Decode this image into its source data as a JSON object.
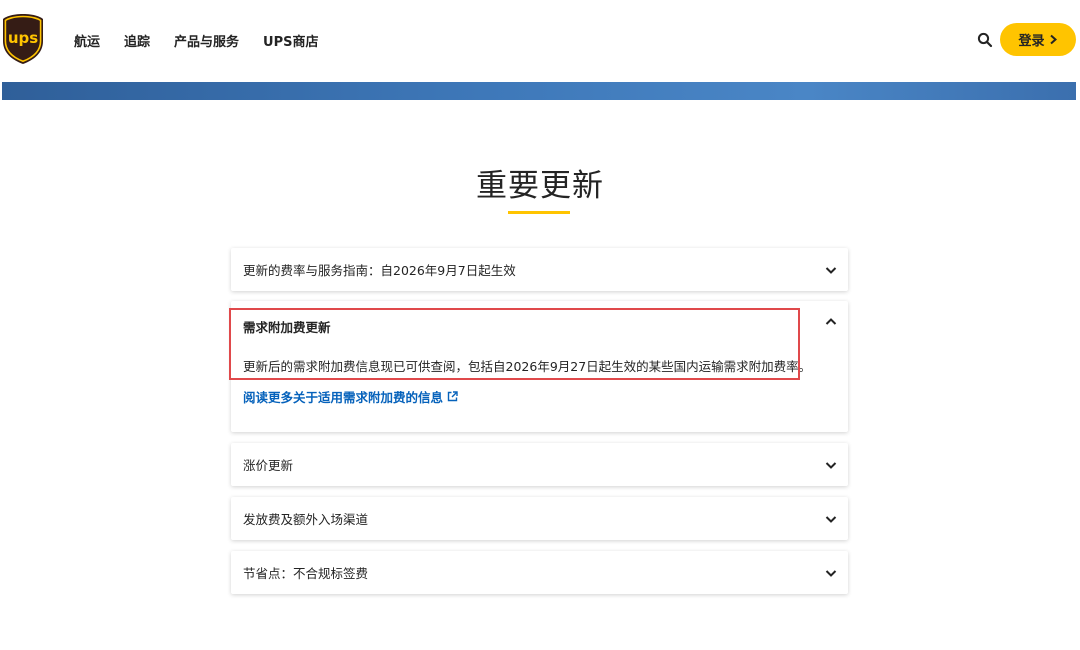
{
  "header": {
    "logo_text": "ups",
    "nav": [
      "航运",
      "追踪",
      "产品与服务",
      "UPS商店"
    ],
    "login_label": "登录",
    "colors": {
      "brand_brown": "#351c15",
      "brand_gold": "#ffc400",
      "link_blue": "#0662bb"
    }
  },
  "page": {
    "title": "重要更新"
  },
  "accordions": {
    "item1": {
      "label": "更新的费率与服务指南：自2026年9月7日起生效",
      "expanded": false
    },
    "item2": {
      "label": "需求附加费更新",
      "expanded": true,
      "body": "更新后的需求附加费信息现已可供查阅，包括自2026年9月27日起生效的某些国内运输需求附加费率。",
      "link": "阅读更多关于适用需求附加费的信息"
    },
    "item3": {
      "label": "涨价更新",
      "expanded": false
    },
    "item4": {
      "label": "发放费及额外入场渠道",
      "expanded": false
    },
    "item5": {
      "label": "节省点：不合规标签费",
      "expanded": false
    }
  },
  "icons": {
    "search": "search-icon",
    "login_chevron": "chevron-right-icon",
    "collapsed": "chevron-down-icon",
    "expanded": "chevron-up-icon",
    "external_link": "external-link-icon"
  }
}
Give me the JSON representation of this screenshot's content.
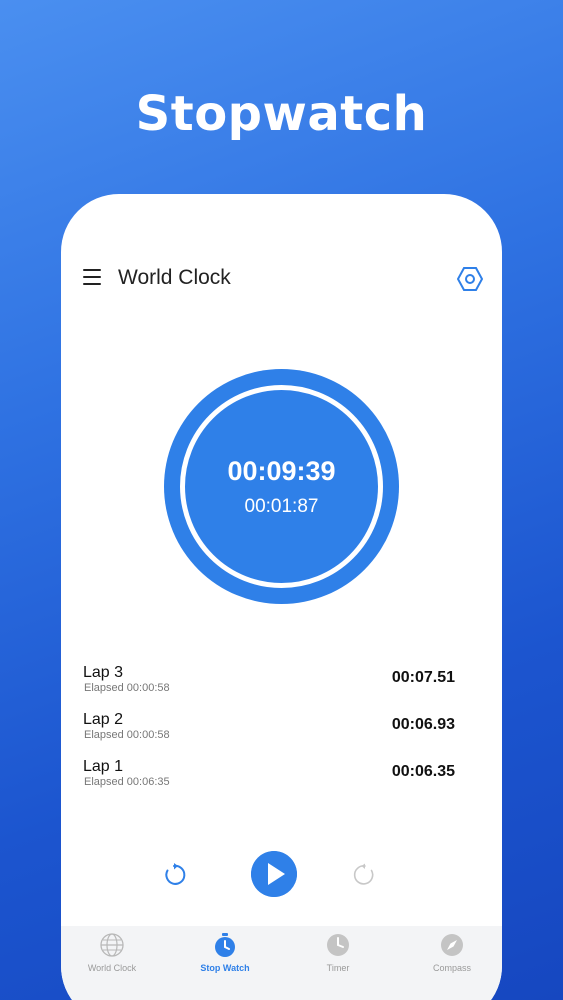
{
  "promo": {
    "title": "Stopwatch"
  },
  "app_bar": {
    "title": "World Clock",
    "menu_icon": "hamburger-menu-icon",
    "settings_icon": "hexagon-settings-icon"
  },
  "stopwatch": {
    "total_time": "00:09:39",
    "current_lap_time": "00:01:87"
  },
  "laps": [
    {
      "name": "Lap 3",
      "elapsed": "Elapsed 00:00:58",
      "time": "00:07.51"
    },
    {
      "name": "Lap 2",
      "elapsed": "Elapsed 00:00:58",
      "time": "00:06.93"
    },
    {
      "name": "Lap 1",
      "elapsed": "Elapsed 00:06:35",
      "time": "00:06.35"
    }
  ],
  "controls": {
    "left_icon": "reset-icon",
    "center_icon": "play-icon",
    "right_icon": "lap-icon"
  },
  "nav": {
    "items": [
      {
        "label": "World Clock",
        "icon": "globe-icon",
        "active": false
      },
      {
        "label": "Stop Watch",
        "icon": "stopwatch-icon",
        "active": true
      },
      {
        "label": "Timer",
        "icon": "clock-icon",
        "active": false
      },
      {
        "label": "Compass",
        "icon": "compass-icon",
        "active": false
      }
    ]
  },
  "colors": {
    "accent": "#2f80e8",
    "background_top": "#4a8ff0",
    "background_bottom": "#1647c0"
  }
}
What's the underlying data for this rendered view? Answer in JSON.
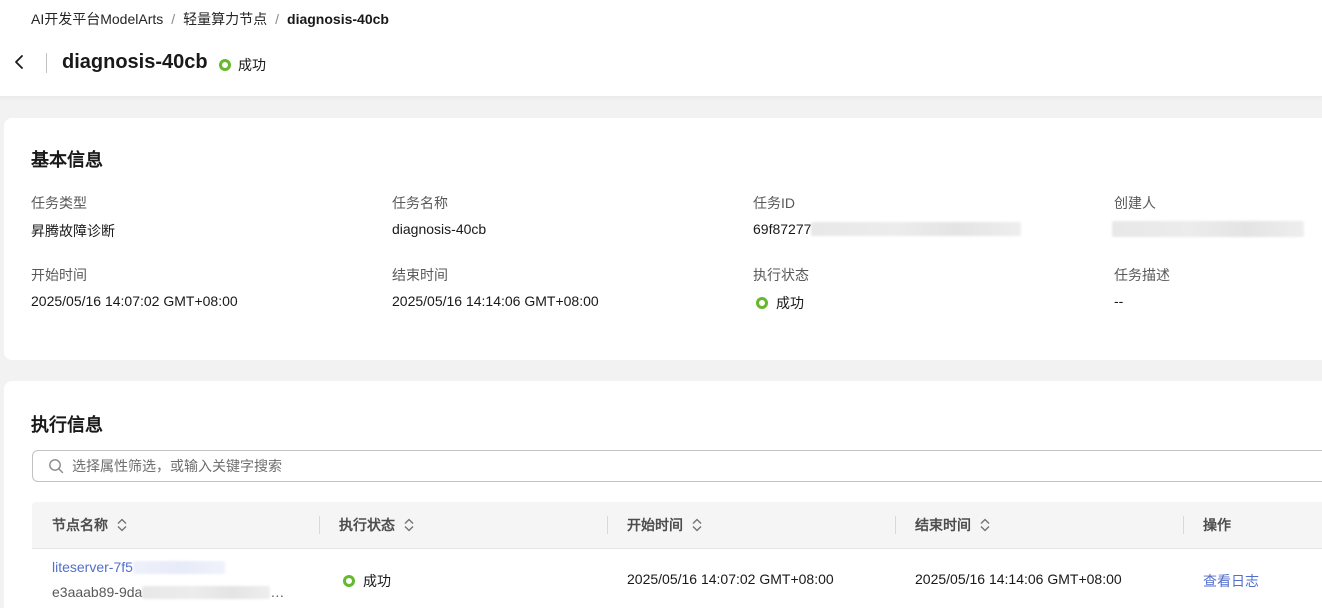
{
  "breadcrumb": {
    "items": [
      "AI开发平台ModelArts",
      "轻量算力节点"
    ],
    "current": "diagnosis-40cb",
    "separator": "/"
  },
  "header": {
    "title": "diagnosis-40cb",
    "status": "成功",
    "status_color": "#66b82e"
  },
  "basic": {
    "title": "基本信息",
    "fields": {
      "task_type": {
        "label": "任务类型",
        "value": "昇腾故障诊断"
      },
      "task_name": {
        "label": "任务名称",
        "value": "diagnosis-40cb"
      },
      "task_id": {
        "label": "任务ID",
        "value": "69f87277"
      },
      "creator": {
        "label": "创建人",
        "value": ""
      },
      "start_time": {
        "label": "开始时间",
        "value": "2025/05/16 14:07:02 GMT+08:00"
      },
      "end_time": {
        "label": "结束时间",
        "value": "2025/05/16 14:14:06 GMT+08:00"
      },
      "exec_status": {
        "label": "执行状态",
        "value": "成功"
      },
      "description": {
        "label": "任务描述",
        "value": "--"
      }
    }
  },
  "execution": {
    "title": "执行信息",
    "search_placeholder": "选择属性筛选，或输入关键字搜索",
    "columns": [
      "节点名称",
      "执行状态",
      "开始时间",
      "结束时间",
      "操作"
    ],
    "rows": [
      {
        "node_name": "liteserver-7f5",
        "node_id": "e3aaab89-9da",
        "node_id_tail": "…",
        "status": "成功",
        "start_time": "2025/05/16 14:07:02 GMT+08:00",
        "end_time": "2025/05/16 14:14:06 GMT+08:00",
        "action": "查看日志"
      }
    ]
  },
  "colors": {
    "accent_link": "#526ecc",
    "success": "#66b82e"
  }
}
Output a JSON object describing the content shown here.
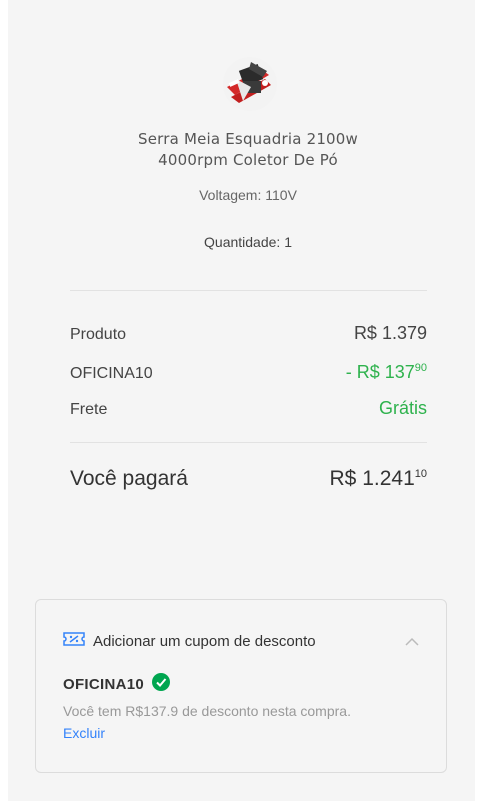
{
  "product": {
    "title_line1": "Serra Meia Esquadria 2100w",
    "title_line2": "4000rpm Coletor De Pó",
    "variant": "Voltagem: 110V",
    "quantity": "Quantidade: 1"
  },
  "summary": {
    "product_label": "Produto",
    "product_value": "R$ 1.379",
    "coupon_label": "OFICINA10",
    "coupon_value_main": "- R$ 137",
    "coupon_value_cents": "90",
    "shipping_label": "Frete",
    "shipping_value": "Grátis",
    "total_label": "Você pagará",
    "total_value_main": "R$ 1.241",
    "total_value_cents": "10"
  },
  "coupon": {
    "header": "Adicionar um cupom de desconto",
    "code": "OFICINA10",
    "message": "Você tem R$137.9 de desconto nesta compra.",
    "remove_label": "Excluir"
  },
  "colors": {
    "accent_green": "#2eb24d",
    "link_blue": "#3483fa"
  },
  "icons": [
    "product-thumbnail",
    "coupon-ticket-icon",
    "chevron-up-icon",
    "check-circle-icon"
  ]
}
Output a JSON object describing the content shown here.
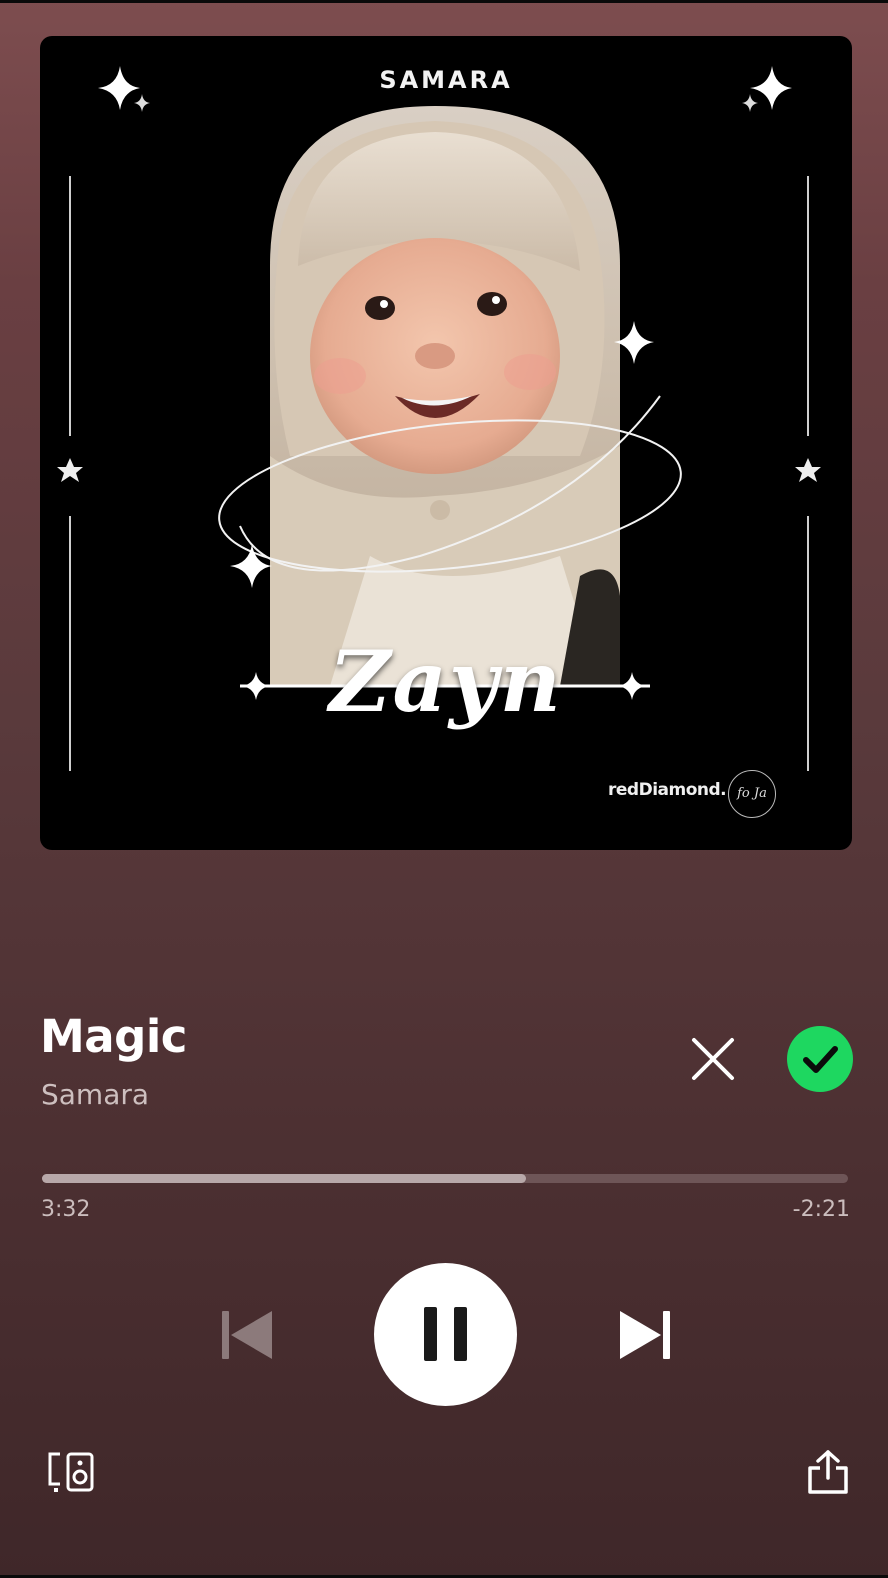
{
  "album_art": {
    "header_text": "SAMARA",
    "featured_name": "Zayn",
    "brand_text": "redDiamond.",
    "logo_text": "fo Ja"
  },
  "track": {
    "title": "Magic",
    "artist": "Samara",
    "liked": true
  },
  "playback": {
    "elapsed": "3:32",
    "remaining": "-2:21",
    "progress_fraction": 0.6,
    "state": "playing"
  },
  "icons": {
    "close": "close-icon",
    "liked": "check-icon",
    "previous": "skip-previous-icon",
    "pause": "pause-icon",
    "next": "skip-next-icon",
    "devices": "connect-devices-icon",
    "share": "share-icon"
  },
  "colors": {
    "accent_green": "#1ed760",
    "background_top": "#7d4d4f",
    "background_bottom": "#3f2729"
  }
}
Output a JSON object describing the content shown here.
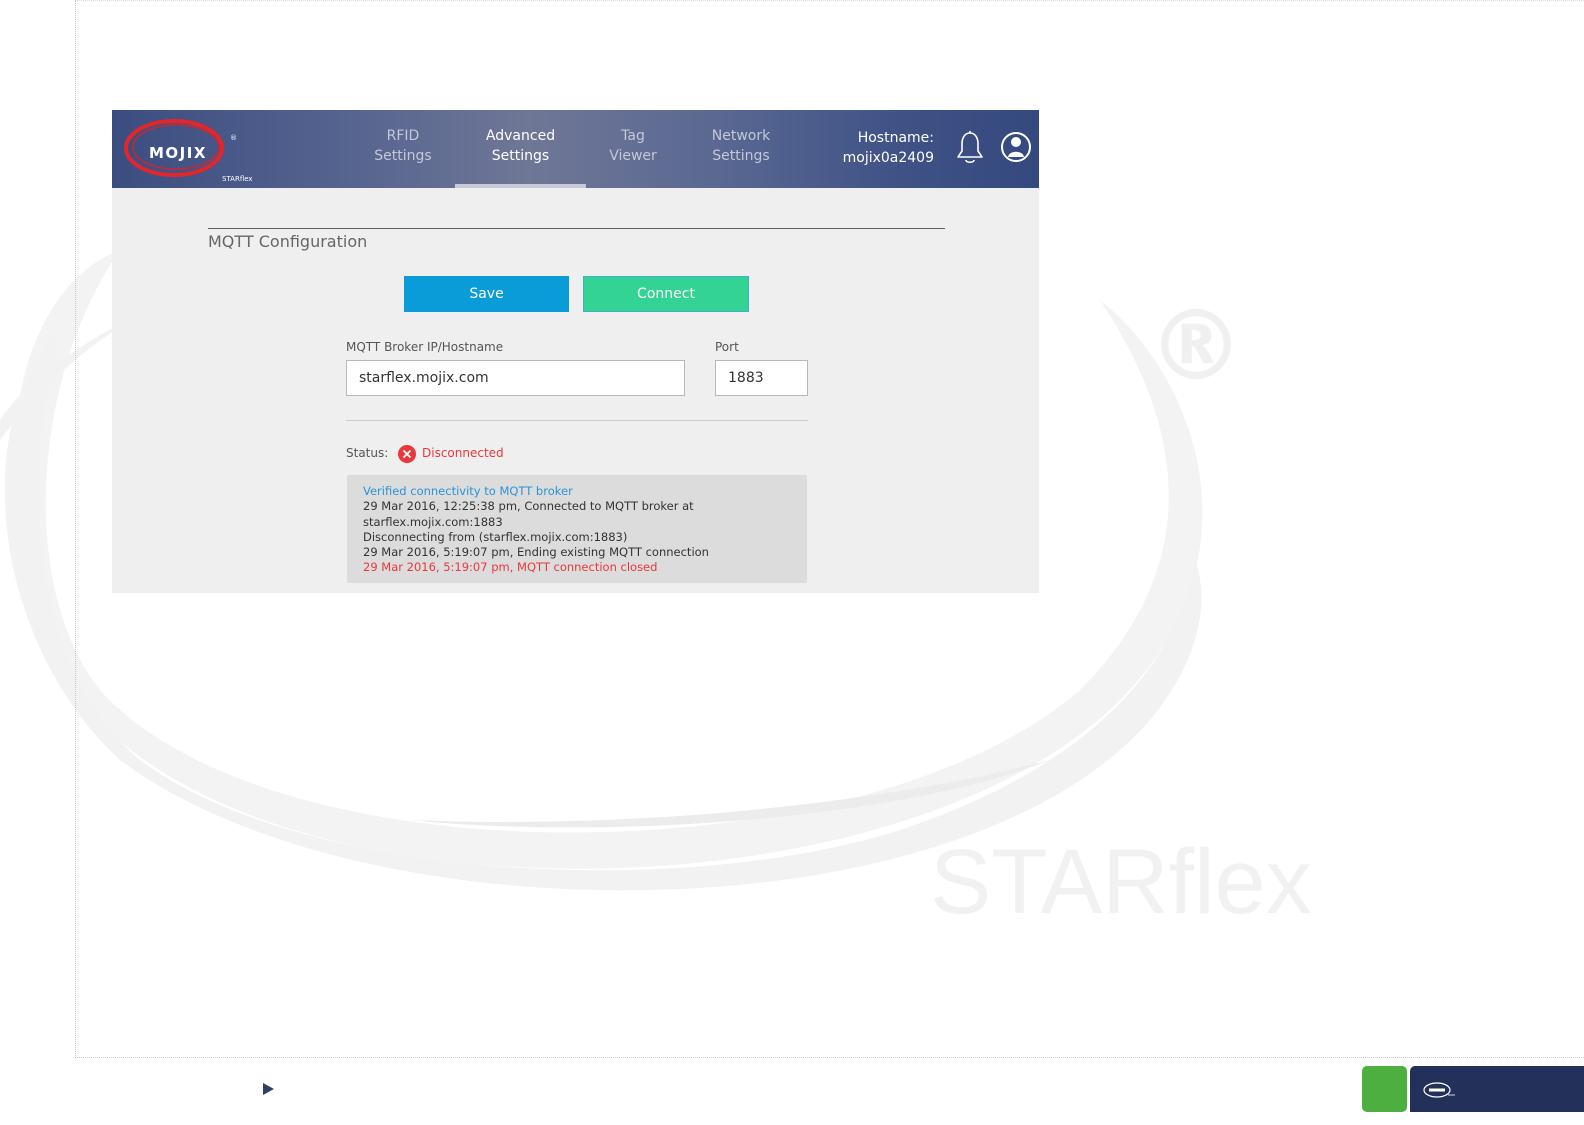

────────────────────

● **Short exercise**: Quote every record above exactly, leaving out the pictures.

● **Full response**:
Decode this image into its source data as a JSON object.
{
  "header": {
    "logo_text": "ups",
    "nav": [
      "航运",
      "追踪",
      "产品与服务",
      "UPS商店"
    ],
    "login_label": "登录",
    "colors": {
      "brand_brown": "#351c15",
      "brand_gold": "#ffc400",
      "link_blue": "#0662bb"
    }
  },
  "page": {
    "title": "重要更新"
  },
  "accordions": {
    "item1": {
      "label": "更新的费率与服务指南：自2026年9月7日起生效",
      "expanded": false
    },
    "item2": {
      "label": "需求附加费更新",
      "expanded": true,
      "body": "更新后的需求附加费信息现已可供查阅，包括自2026年9月27日起生效的某些国内运输需求附加费率。",
      "link": "阅读更多关于适用需求附加费的信息"
    },
    "item3": {
      "label": "涨价更新",
      "expanded": false
    },
    "item4": {
      "label": "发放费及额外入场渠道",
      "expanded": false
    },
    "item5": {
      "label": "节省点：不合规标签费",
      "expanded": false
    }
  },
  "icons": {
    "search": "search-icon",
    "login_chevron": "chevron-right-icon",
    "collapsed": "chevron-down-icon",
    "expanded": "chevron-up-icon",
    "external_link": "external-link-icon"
  }
}
Give me the JSON representation of this screenshot's content.
{
  "promo": {
    "title": "Stopwatch"
  },
  "app_bar": {
    "title": "World Clock",
    "menu_icon": "hamburger-menu-icon",
    "settings_icon": "hexagon-settings-icon"
  },
  "stopwatch": {
    "total_time": "00:09:39",
    "current_lap_time": "00:01:87"
  },
  "laps": [
    {
      "name": "Lap 3",
      "elapsed": "Elapsed 00:00:58",
      "time": "00:07.51"
    },
    {
      "name": "Lap 2",
      "elapsed": "Elapsed 00:00:58",
      "time": "00:06.93"
    },
    {
      "name": "Lap 1",
      "elapsed": "Elapsed 00:06:35",
      "time": "00:06.35"
    }
  ],
  "controls": {
    "left_icon": "reset-icon",
    "center_icon": "play-icon",
    "right_icon": "lap-icon"
  },
  "nav": {
    "items": [
      {
        "label": "World Clock",
        "icon": "globe-icon",
        "active": false
      },
      {
        "label": "Stop Watch",
        "icon": "stopwatch-icon",
        "active": true
      },
      {
        "label": "Timer",
        "icon": "clock-icon",
        "active": false
      },
      {
        "label": "Compass",
        "icon": "compass-icon",
        "active": false
      }
    ]
  },
  "colors": {
    "accent": "#2f80e8",
    "background_top": "#4a8ff0",
    "background_bottom": "#1647c0"
  }
}
What's the underlying data for this rendered view? Answer in JSON.
{
  "breadcrumb": {
    "items": [
      "AI开发平台ModelArts",
      "轻量算力节点"
    ],
    "current": "diagnosis-40cb",
    "separator": "/"
  },
  "header": {
    "title": "diagnosis-40cb",
    "status": "成功",
    "status_color": "#66b82e"
  },
  "basic": {
    "title": "基本信息",
    "fields": {
      "task_type": {
        "label": "任务类型",
        "value": "昇腾故障诊断"
      },
      "task_name": {
        "label": "任务名称",
        "value": "diagnosis-40cb"
      },
      "task_id": {
        "label": "任务ID",
        "value": "69f87277"
      },
      "creator": {
        "label": "创建人",
        "value": ""
      },
      "start_time": {
        "label": "开始时间",
        "value": "2025/05/16 14:07:02 GMT+08:00"
      },
      "end_time": {
        "label": "结束时间",
        "value": "2025/05/16 14:14:06 GMT+08:00"
      },
      "exec_status": {
        "label": "执行状态",
        "value": "成功"
      },
      "description": {
        "label": "任务描述",
        "value": "--"
      }
    }
  },
  "execution": {
    "title": "执行信息",
    "search_placeholder": "选择属性筛选，或输入关键字搜索",
    "columns": [
      "节点名称",
      "执行状态",
      "开始时间",
      "结束时间",
      "操作"
    ],
    "rows": [
      {
        "node_name": "liteserver-7f5",
        "node_id": "e3aaab89-9da",
        "node_id_tail": "…",
        "status": "成功",
        "start_time": "2025/05/16 14:07:02 GMT+08:00",
        "end_time": "2025/05/16 14:14:06 GMT+08:00",
        "action": "查看日志"
      }
    ]
  },
  "colors": {
    "accent_link": "#526ecc",
    "success": "#66b82e"
  }
}
Output a JSON object describing the content shown here.
{
  "product": {
    "title_line1": "Serra Meia Esquadria 2100w",
    "title_line2": "4000rpm Coletor De Pó",
    "variant": "Voltagem: 110V",
    "quantity": "Quantidade: 1"
  },
  "summary": {
    "product_label": "Produto",
    "product_value": "R$ 1.379",
    "coupon_label": "OFICINA10",
    "coupon_value_main": "- R$ 137",
    "coupon_value_cents": "90",
    "shipping_label": "Frete",
    "shipping_value": "Grátis",
    "total_label": "Você pagará",
    "total_value_main": "R$ 1.241",
    "total_value_cents": "10"
  },
  "coupon": {
    "header": "Adicionar um cupom de desconto",
    "code": "OFICINA10",
    "message": "Você tem R$137.9 de desconto nesta compra.",
    "remove_label": "Excluir"
  },
  "colors": {
    "accent_green": "#2eb24d",
    "link_blue": "#3483fa"
  },
  "icons": [
    "product-thumbnail",
    "coupon-ticket-icon",
    "chevron-up-icon",
    "check-circle-icon"
  ]
}
Output a JSON object describing the content shown here.
{
  "album_art": {
    "header_text": "SAMARA",
    "featured_name": "Zayn",
    "brand_text": "redDiamond.",
    "logo_text": "fo Ja"
  },
  "track": {
    "title": "Magic",
    "artist": "Samara",
    "liked": true
  },
  "playback": {
    "elapsed": "3:32",
    "remaining": "-2:21",
    "progress_fraction": 0.6,
    "state": "playing"
  },
  "icons": {
    "close": "close-icon",
    "liked": "check-icon",
    "previous": "skip-previous-icon",
    "pause": "pause-icon",
    "next": "skip-next-icon",
    "devices": "connect-devices-icon",
    "share": "share-icon"
  },
  "colors": {
    "accent_green": "#1ed760",
    "background_top": "#7d4d4f",
    "background_bottom": "#3f2729"
  }
}
Output a JSON object describing the content shown here.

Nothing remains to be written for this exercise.